Information provided:
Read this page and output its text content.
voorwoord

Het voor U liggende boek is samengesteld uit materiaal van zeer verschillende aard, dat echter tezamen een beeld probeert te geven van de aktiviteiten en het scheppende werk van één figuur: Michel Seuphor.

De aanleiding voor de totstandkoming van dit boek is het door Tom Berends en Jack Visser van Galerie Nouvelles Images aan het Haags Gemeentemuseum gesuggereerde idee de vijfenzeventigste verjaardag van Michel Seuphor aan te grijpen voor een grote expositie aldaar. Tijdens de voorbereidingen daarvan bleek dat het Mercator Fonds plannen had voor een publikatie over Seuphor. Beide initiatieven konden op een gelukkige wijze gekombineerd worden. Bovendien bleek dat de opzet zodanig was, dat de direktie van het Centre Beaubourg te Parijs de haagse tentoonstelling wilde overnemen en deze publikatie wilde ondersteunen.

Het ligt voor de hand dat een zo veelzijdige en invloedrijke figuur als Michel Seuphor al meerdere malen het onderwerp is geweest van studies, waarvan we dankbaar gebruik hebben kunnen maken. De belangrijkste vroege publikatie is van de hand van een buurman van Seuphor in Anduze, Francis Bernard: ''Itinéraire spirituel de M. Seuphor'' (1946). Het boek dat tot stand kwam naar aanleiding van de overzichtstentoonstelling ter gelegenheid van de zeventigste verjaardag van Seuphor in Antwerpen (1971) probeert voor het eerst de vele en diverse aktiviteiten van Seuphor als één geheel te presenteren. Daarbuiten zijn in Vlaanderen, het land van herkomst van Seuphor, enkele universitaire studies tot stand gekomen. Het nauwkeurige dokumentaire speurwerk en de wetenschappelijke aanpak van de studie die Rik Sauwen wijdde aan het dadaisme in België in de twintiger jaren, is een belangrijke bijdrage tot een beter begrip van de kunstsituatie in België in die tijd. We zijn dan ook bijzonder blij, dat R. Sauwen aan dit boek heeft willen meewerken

Instructions to follow:
Every line above should be written out again exactly as it stands.

Answer for this exercise:
Read this page and output its text content.
voorwoord

Het voor U liggende boek is samengesteld uit materiaal van zeer verschillende aard, dat echter tezamen een beeld probeert te geven van de aktiviteiten en het scheppende werk van één figuur: Michel Seuphor.

De aanleiding voor de totstandkoming van dit boek is het door Tom Berends en Jack Visser van Galerie Nouvelles Images aan het Haags Gemeentemuseum gesuggereerde idee de vijfenzeventigste verjaardag van Michel Seuphor aan te grijpen voor een grote expositie aldaar. Tijdens de voorbereidingen daarvan bleek dat het Mercator Fonds plannen had voor een publikatie over Seuphor. Beide initiatieven konden op een gelukkige wijze gekombineerd worden. Bovendien bleek dat de opzet zodanig was, dat de direktie van het Centre Beaubourg te Parijs de haagse tentoonstelling wilde overnemen en deze publikatie wilde ondersteunen.

Het ligt voor de hand dat een zo veelzijdige en invloedrijke figuur als Michel Seuphor al meerdere malen het onderwerp is geweest van studies, waarvan we dankbaar gebruik hebben kunnen maken. De belangrijkste vroege publikatie is van de hand van een buurman van Seuphor in Anduze, Francis Bernard: ''Itinéraire spirituel de M. Seuphor'' (1946). Het boek dat tot stand kwam naar aanleiding van de overzichtstentoonstelling ter gelegenheid van de zeventigste verjaardag van Seuphor in Antwerpen (1971) probeert voor het eerst de vele en diverse aktiviteiten van Seuphor als één geheel te presenteren. Daarbuiten zijn in Vlaanderen, het land van herkomst van Seuphor, enkele universitaire studies tot stand gekomen. Het nauwkeurige dokumentaire speurwerk en de wetenschappelijke aanpak van de studie die Rik Sauwen wijdde aan het dadaisme in België in de twintiger jaren, is een belangrijke bijdrage tot een beter begrip van de kunstsituatie in België in die tijd. We zijn dan ook bijzonder blij, dat R. Sauwen aan dit boek heeft willen meewerken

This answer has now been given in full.